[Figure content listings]
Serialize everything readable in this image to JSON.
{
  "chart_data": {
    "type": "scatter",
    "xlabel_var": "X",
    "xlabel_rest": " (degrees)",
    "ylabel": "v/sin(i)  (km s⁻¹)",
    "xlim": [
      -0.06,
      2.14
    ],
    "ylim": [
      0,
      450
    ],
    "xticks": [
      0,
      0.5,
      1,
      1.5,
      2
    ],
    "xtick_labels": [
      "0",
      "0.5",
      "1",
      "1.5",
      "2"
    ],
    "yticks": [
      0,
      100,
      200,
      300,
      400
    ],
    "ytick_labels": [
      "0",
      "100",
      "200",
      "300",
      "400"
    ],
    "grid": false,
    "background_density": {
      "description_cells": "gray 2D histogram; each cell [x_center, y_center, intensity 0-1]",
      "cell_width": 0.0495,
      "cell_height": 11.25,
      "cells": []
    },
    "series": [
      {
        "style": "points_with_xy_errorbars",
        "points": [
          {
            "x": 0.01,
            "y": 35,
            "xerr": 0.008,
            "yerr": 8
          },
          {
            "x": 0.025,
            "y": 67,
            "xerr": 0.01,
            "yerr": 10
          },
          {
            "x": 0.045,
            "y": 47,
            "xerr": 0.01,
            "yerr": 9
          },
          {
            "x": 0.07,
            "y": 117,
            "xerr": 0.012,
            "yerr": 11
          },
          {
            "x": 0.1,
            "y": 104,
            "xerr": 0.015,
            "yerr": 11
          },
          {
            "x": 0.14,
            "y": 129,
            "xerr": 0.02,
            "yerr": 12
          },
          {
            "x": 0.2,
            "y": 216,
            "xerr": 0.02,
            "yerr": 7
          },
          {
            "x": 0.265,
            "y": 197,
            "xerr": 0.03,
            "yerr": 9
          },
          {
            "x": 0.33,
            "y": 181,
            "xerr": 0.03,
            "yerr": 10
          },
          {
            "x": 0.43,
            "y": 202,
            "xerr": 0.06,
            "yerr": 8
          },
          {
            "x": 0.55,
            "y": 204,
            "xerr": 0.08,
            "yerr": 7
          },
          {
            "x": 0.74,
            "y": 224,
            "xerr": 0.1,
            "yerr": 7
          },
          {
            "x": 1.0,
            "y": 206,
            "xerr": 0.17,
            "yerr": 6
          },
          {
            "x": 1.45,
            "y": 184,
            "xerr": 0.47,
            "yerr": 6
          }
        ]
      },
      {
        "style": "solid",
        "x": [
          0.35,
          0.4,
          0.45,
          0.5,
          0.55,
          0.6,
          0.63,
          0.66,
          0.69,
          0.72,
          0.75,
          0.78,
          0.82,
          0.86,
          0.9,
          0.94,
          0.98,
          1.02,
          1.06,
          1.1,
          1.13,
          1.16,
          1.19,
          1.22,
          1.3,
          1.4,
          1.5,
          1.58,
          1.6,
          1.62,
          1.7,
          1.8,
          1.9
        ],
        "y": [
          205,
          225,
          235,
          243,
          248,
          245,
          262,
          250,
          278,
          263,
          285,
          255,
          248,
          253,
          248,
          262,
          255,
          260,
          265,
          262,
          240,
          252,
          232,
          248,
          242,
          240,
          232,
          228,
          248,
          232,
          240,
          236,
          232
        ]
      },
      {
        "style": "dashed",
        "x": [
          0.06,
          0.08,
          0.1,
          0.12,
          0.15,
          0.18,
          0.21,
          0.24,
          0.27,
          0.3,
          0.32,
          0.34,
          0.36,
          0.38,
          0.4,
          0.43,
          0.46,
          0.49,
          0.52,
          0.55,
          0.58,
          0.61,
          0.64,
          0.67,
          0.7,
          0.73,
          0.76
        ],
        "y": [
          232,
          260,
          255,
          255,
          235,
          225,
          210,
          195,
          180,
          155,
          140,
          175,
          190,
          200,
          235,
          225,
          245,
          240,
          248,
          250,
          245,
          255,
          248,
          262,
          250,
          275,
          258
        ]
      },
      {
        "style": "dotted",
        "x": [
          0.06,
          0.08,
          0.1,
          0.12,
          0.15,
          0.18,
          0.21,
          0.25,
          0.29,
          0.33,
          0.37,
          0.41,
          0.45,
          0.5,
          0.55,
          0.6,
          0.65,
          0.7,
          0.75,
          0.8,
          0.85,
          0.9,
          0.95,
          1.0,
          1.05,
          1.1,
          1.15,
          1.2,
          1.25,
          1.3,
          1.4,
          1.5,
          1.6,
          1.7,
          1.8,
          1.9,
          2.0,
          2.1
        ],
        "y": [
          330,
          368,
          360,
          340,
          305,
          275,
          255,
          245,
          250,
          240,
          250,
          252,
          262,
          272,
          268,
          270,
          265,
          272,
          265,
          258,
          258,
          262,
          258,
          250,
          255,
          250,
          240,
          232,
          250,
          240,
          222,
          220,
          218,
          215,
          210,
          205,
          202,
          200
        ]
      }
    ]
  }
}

**TASK:**
Copy each line of the data exactly, leaving nothing out.

**SOLUTION:**
Serialize everything readable in this image to JSON.
{
  "chart_data": {
    "type": "scatter",
    "xlabel_var": "X",
    "xlabel_rest": " (degrees)",
    "ylabel": "v/sin(i)  (km s⁻¹)",
    "xlim": [
      -0.06,
      2.14
    ],
    "ylim": [
      0,
      450
    ],
    "xticks": [
      0,
      0.5,
      1,
      1.5,
      2
    ],
    "xtick_labels": [
      "0",
      "0.5",
      "1",
      "1.5",
      "2"
    ],
    "yticks": [
      0,
      100,
      200,
      300,
      400
    ],
    "ytick_labels": [
      "0",
      "100",
      "200",
      "300",
      "400"
    ],
    "grid": false,
    "background_density": {
      "description_cells": "gray 2D histogram; each cell [x_center, y_center, intensity 0-1]",
      "cell_width": 0.0495,
      "cell_height": 11.25,
      "cells": []
    },
    "series": [
      {
        "style": "points_with_xy_errorbars",
        "points": [
          {
            "x": 0.01,
            "y": 35,
            "xerr": 0.008,
            "yerr": 8
          },
          {
            "x": 0.025,
            "y": 67,
            "xerr": 0.01,
            "yerr": 10
          },
          {
            "x": 0.045,
            "y": 47,
            "xerr": 0.01,
            "yerr": 9
          },
          {
            "x": 0.07,
            "y": 117,
            "xerr": 0.012,
            "yerr": 11
          },
          {
            "x": 0.1,
            "y": 104,
            "xerr": 0.015,
            "yerr": 11
          },
          {
            "x": 0.14,
            "y": 129,
            "xerr": 0.02,
            "yerr": 12
          },
          {
            "x": 0.2,
            "y": 216,
            "xerr": 0.02,
            "yerr": 7
          },
          {
            "x": 0.265,
            "y": 197,
            "xerr": 0.03,
            "yerr": 9
          },
          {
            "x": 0.33,
            "y": 181,
            "xerr": 0.03,
            "yerr": 10
          },
          {
            "x": 0.43,
            "y": 202,
            "xerr": 0.06,
            "yerr": 8
          },
          {
            "x": 0.55,
            "y": 204,
            "xerr": 0.08,
            "yerr": 7
          },
          {
            "x": 0.74,
            "y": 224,
            "xerr": 0.1,
            "yerr": 7
          },
          {
            "x": 1.0,
            "y": 206,
            "xerr": 0.17,
            "yerr": 6
          },
          {
            "x": 1.45,
            "y": 184,
            "xerr": 0.47,
            "yerr": 6
          }
        ]
      },
      {
        "style": "solid",
        "x": [
          0.35,
          0.4,
          0.45,
          0.5,
          0.55,
          0.6,
          0.63,
          0.66,
          0.69,
          0.72,
          0.75,
          0.78,
          0.82,
          0.86,
          0.9,
          0.94,
          0.98,
          1.02,
          1.06,
          1.1,
          1.13,
          1.16,
          1.19,
          1.22,
          1.3,
          1.4,
          1.5,
          1.58,
          1.6,
          1.62,
          1.7,
          1.8,
          1.9
        ],
        "y": [
          205,
          225,
          235,
          243,
          248,
          245,
          262,
          250,
          278,
          263,
          285,
          255,
          248,
          253,
          248,
          262,
          255,
          260,
          265,
          262,
          240,
          252,
          232,
          248,
          242,
          240,
          232,
          228,
          248,
          232,
          240,
          236,
          232
        ]
      },
      {
        "style": "dashed",
        "x": [
          0.06,
          0.08,
          0.1,
          0.12,
          0.15,
          0.18,
          0.21,
          0.24,
          0.27,
          0.3,
          0.32,
          0.34,
          0.36,
          0.38,
          0.4,
          0.43,
          0.46,
          0.49,
          0.52,
          0.55,
          0.58,
          0.61,
          0.64,
          0.67,
          0.7,
          0.73,
          0.76
        ],
        "y": [
          232,
          260,
          255,
          255,
          235,
          225,
          210,
          195,
          180,
          155,
          140,
          175,
          190,
          200,
          235,
          225,
          245,
          240,
          248,
          250,
          245,
          255,
          248,
          262,
          250,
          275,
          258
        ]
      },
      {
        "style": "dotted",
        "x": [
          0.06,
          0.08,
          0.1,
          0.12,
          0.15,
          0.18,
          0.21,
          0.25,
          0.29,
          0.33,
          0.37,
          0.41,
          0.45,
          0.5,
          0.55,
          0.6,
          0.65,
          0.7,
          0.75,
          0.8,
          0.85,
          0.9,
          0.95,
          1.0,
          1.05,
          1.1,
          1.15,
          1.2,
          1.25,
          1.3,
          1.4,
          1.5,
          1.6,
          1.7,
          1.8,
          1.9,
          2.0,
          2.1
        ],
        "y": [
          330,
          368,
          360,
          340,
          305,
          275,
          255,
          245,
          250,
          240,
          250,
          252,
          262,
          272,
          268,
          270,
          265,
          272,
          265,
          258,
          258,
          262,
          258,
          250,
          255,
          250,
          240,
          232,
          250,
          240,
          222,
          220,
          218,
          215,
          210,
          205,
          202,
          200
        ]
      }
    ]
  }
}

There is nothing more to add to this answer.